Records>

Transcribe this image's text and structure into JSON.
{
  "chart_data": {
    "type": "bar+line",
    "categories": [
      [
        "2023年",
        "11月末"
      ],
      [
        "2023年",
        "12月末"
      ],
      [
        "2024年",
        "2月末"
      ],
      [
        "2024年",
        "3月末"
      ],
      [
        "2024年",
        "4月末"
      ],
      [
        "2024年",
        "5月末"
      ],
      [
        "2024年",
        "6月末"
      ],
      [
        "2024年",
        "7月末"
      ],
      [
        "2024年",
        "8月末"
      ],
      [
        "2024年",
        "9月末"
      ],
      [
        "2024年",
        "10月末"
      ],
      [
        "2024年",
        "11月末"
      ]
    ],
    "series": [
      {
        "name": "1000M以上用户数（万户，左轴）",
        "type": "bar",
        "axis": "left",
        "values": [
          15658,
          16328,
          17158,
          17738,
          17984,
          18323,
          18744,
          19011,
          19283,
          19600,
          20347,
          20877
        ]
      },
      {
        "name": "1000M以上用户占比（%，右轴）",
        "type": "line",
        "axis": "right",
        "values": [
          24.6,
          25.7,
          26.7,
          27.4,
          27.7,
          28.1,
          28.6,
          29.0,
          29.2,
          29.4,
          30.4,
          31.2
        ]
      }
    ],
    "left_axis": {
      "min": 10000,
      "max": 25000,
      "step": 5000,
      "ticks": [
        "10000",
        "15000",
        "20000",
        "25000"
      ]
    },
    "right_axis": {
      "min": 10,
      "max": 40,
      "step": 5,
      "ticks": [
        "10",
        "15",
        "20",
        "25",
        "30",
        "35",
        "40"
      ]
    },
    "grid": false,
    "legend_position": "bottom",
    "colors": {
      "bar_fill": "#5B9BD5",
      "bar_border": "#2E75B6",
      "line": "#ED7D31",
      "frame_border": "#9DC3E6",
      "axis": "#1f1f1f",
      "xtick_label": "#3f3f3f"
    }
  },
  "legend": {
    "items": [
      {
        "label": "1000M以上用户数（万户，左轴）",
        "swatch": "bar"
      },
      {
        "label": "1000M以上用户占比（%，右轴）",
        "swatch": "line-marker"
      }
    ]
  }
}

Problem details>
Search the records for the word "name" and copy every line where it occurs.

Task result>
        "name": "1000M以上用户数（万户，左轴）",
        "name": "1000M以上用户占比（%，右轴）",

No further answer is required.